▸ **Prompt**: Pictures don't belong in the copy; print all the records exactly.
=== Provided information ===
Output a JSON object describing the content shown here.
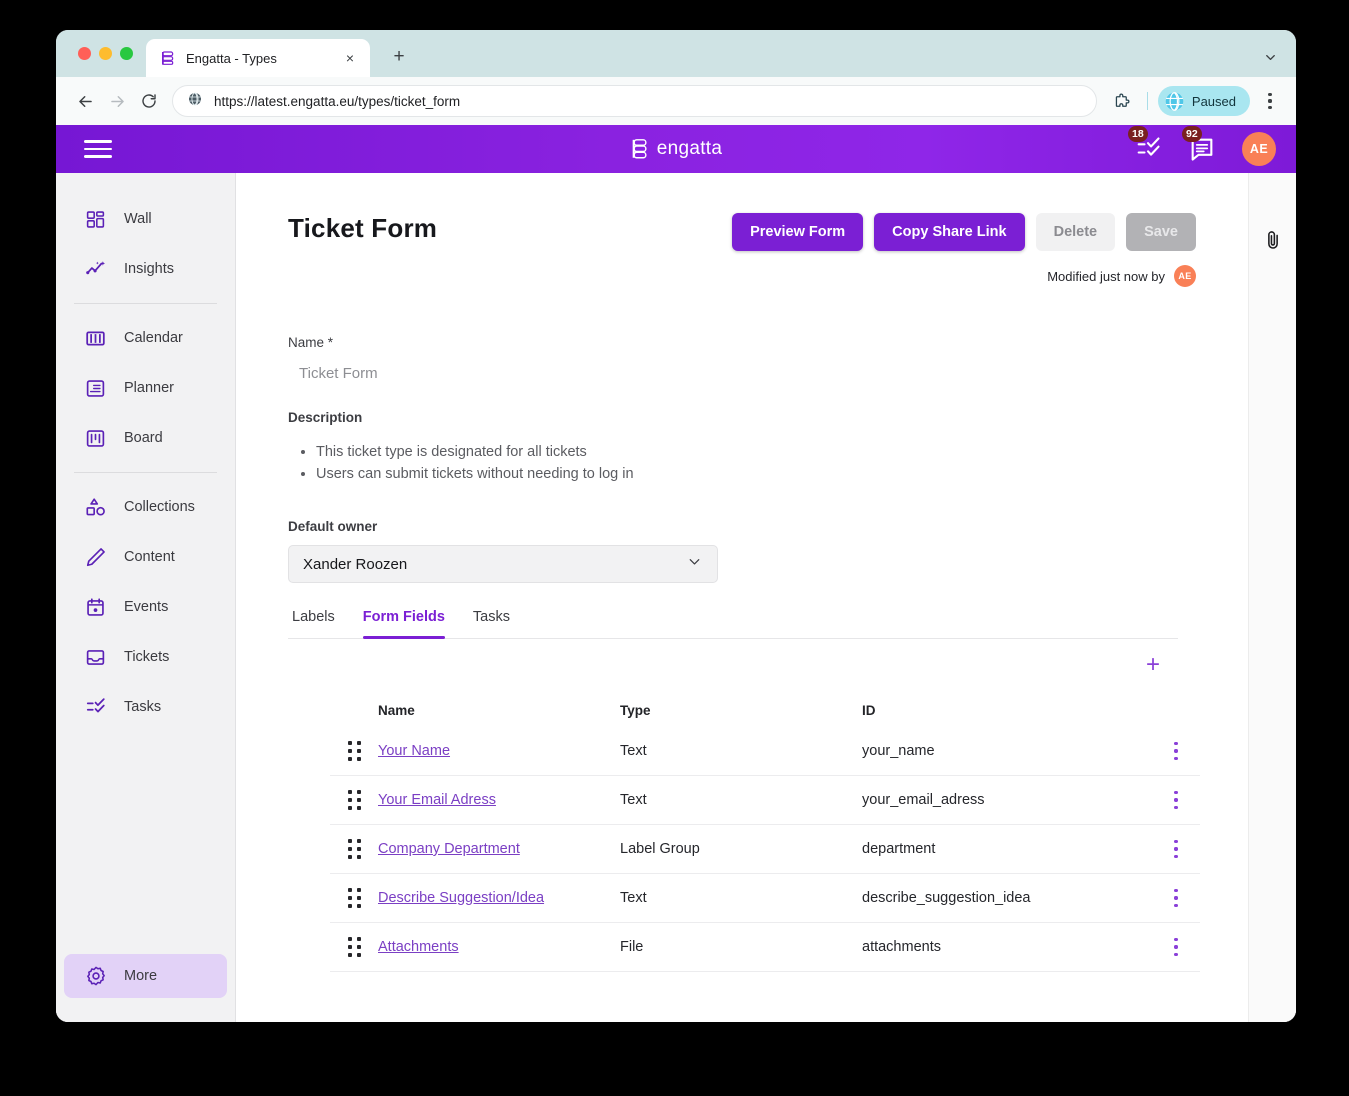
{
  "browser": {
    "tab": {
      "title": "Engatta - Types",
      "favicon": "engatta-logo-icon",
      "close": "×"
    },
    "new_tab": "+",
    "url": "https://latest.engatta.eu/types/ticket_form",
    "paused_label": "Paused",
    "nav": {
      "back": "back-icon",
      "forward": "forward-icon",
      "reload": "reload-icon"
    }
  },
  "app_header": {
    "logo_text": "engatta",
    "tasks_badge": "18",
    "messages_badge": "92",
    "avatar_initials": "AE"
  },
  "sidebar": {
    "items": [
      {
        "label": "Wall",
        "icon": "grid-icon",
        "active": false
      },
      {
        "label": "Insights",
        "icon": "chart-line-icon",
        "active": false
      },
      {
        "label": "Calendar",
        "icon": "calendar-columns-icon",
        "active": false
      },
      {
        "label": "Planner",
        "icon": "planner-icon",
        "active": false
      },
      {
        "label": "Board",
        "icon": "board-icon",
        "active": false
      },
      {
        "label": "Collections",
        "icon": "shapes-icon",
        "active": false
      },
      {
        "label": "Content",
        "icon": "pencil-icon",
        "active": false
      },
      {
        "label": "Events",
        "icon": "calendar-dot-icon",
        "active": false
      },
      {
        "label": "Tickets",
        "icon": "tray-icon",
        "active": false
      },
      {
        "label": "Tasks",
        "icon": "checklist-icon",
        "active": false
      }
    ],
    "more": {
      "label": "More",
      "icon": "gear-icon",
      "active": true
    }
  },
  "main": {
    "page_title": "Ticket Form",
    "buttons": {
      "preview": "Preview Form",
      "copy_share_link": "Copy Share Link",
      "delete": "Delete",
      "save": "Save"
    },
    "modified_text": "Modified just now by",
    "modified_avatar": "AE",
    "name_label": "Name *",
    "name_value": "Ticket Form",
    "description_label": "Description",
    "description_items": [
      "This ticket type is designated for all tickets",
      "Users can submit tickets without needing to log in"
    ],
    "owner_label": "Default owner",
    "owner_value": "Xander Roozen",
    "tabs": [
      {
        "label": "Labels",
        "active": false
      },
      {
        "label": "Form Fields",
        "active": true
      },
      {
        "label": "Tasks",
        "active": false
      }
    ],
    "add_field": "+",
    "table": {
      "headers": {
        "name": "Name",
        "type": "Type",
        "id": "ID"
      },
      "rows": [
        {
          "name": "Your Name",
          "type": "Text",
          "id": "your_name"
        },
        {
          "name": "Your Email Adress",
          "type": "Text",
          "id": "your_email_adress"
        },
        {
          "name": "Company Department",
          "type": "Label Group",
          "id": "department"
        },
        {
          "name": "Describe Suggestion/Idea",
          "type": "Text",
          "id": "describe_suggestion_idea"
        },
        {
          "name": "Attachments",
          "type": "File",
          "id": "attachments"
        }
      ]
    }
  },
  "right_rail": {
    "attachment_icon": "paperclip-icon"
  },
  "colors": {
    "brand_purple": "#7b1fd4",
    "header_gradient_start": "#7617d4",
    "header_gradient_end": "#7e1ad8",
    "avatar_orange": "#f98057",
    "badge_dark_red": "#7a2020",
    "sidebar_bg": "#f2f2f3",
    "active_nav_bg": "#e2d2f7",
    "link_purple": "#7b3fc4"
  }
}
===
▸ **Written answer**:
Output a JSON object describing the content shown here.
{
  "browser": {
    "tab": {
      "title": "Engatta - Types",
      "favicon": "engatta-logo-icon",
      "close": "×"
    },
    "new_tab": "+",
    "url": "https://latest.engatta.eu/types/ticket_form",
    "paused_label": "Paused",
    "nav": {
      "back": "back-icon",
      "forward": "forward-icon",
      "reload": "reload-icon"
    }
  },
  "app_header": {
    "logo_text": "engatta",
    "tasks_badge": "18",
    "messages_badge": "92",
    "avatar_initials": "AE"
  },
  "sidebar": {
    "items": [
      {
        "label": "Wall",
        "icon": "grid-icon",
        "active": false
      },
      {
        "label": "Insights",
        "icon": "chart-line-icon",
        "active": false
      },
      {
        "label": "Calendar",
        "icon": "calendar-columns-icon",
        "active": false
      },
      {
        "label": "Planner",
        "icon": "planner-icon",
        "active": false
      },
      {
        "label": "Board",
        "icon": "board-icon",
        "active": false
      },
      {
        "label": "Collections",
        "icon": "shapes-icon",
        "active": false
      },
      {
        "label": "Content",
        "icon": "pencil-icon",
        "active": false
      },
      {
        "label": "Events",
        "icon": "calendar-dot-icon",
        "active": false
      },
      {
        "label": "Tickets",
        "icon": "tray-icon",
        "active": false
      },
      {
        "label": "Tasks",
        "icon": "checklist-icon",
        "active": false
      }
    ],
    "more": {
      "label": "More",
      "icon": "gear-icon",
      "active": true
    }
  },
  "main": {
    "page_title": "Ticket Form",
    "buttons": {
      "preview": "Preview Form",
      "copy_share_link": "Copy Share Link",
      "delete": "Delete",
      "save": "Save"
    },
    "modified_text": "Modified just now by",
    "modified_avatar": "AE",
    "name_label": "Name *",
    "name_value": "Ticket Form",
    "description_label": "Description",
    "description_items": [
      "This ticket type is designated for all tickets",
      "Users can submit tickets without needing to log in"
    ],
    "owner_label": "Default owner",
    "owner_value": "Xander Roozen",
    "tabs": [
      {
        "label": "Labels",
        "active": false
      },
      {
        "label": "Form Fields",
        "active": true
      },
      {
        "label": "Tasks",
        "active": false
      }
    ],
    "add_field": "+",
    "table": {
      "headers": {
        "name": "Name",
        "type": "Type",
        "id": "ID"
      },
      "rows": [
        {
          "name": "Your Name",
          "type": "Text",
          "id": "your_name"
        },
        {
          "name": "Your Email Adress",
          "type": "Text",
          "id": "your_email_adress"
        },
        {
          "name": "Company Department",
          "type": "Label Group",
          "id": "department"
        },
        {
          "name": "Describe Suggestion/Idea",
          "type": "Text",
          "id": "describe_suggestion_idea"
        },
        {
          "name": "Attachments",
          "type": "File",
          "id": "attachments"
        }
      ]
    }
  },
  "right_rail": {
    "attachment_icon": "paperclip-icon"
  },
  "colors": {
    "brand_purple": "#7b1fd4",
    "header_gradient_start": "#7617d4",
    "header_gradient_end": "#7e1ad8",
    "avatar_orange": "#f98057",
    "badge_dark_red": "#7a2020",
    "sidebar_bg": "#f2f2f3",
    "active_nav_bg": "#e2d2f7",
    "link_purple": "#7b3fc4"
  }
}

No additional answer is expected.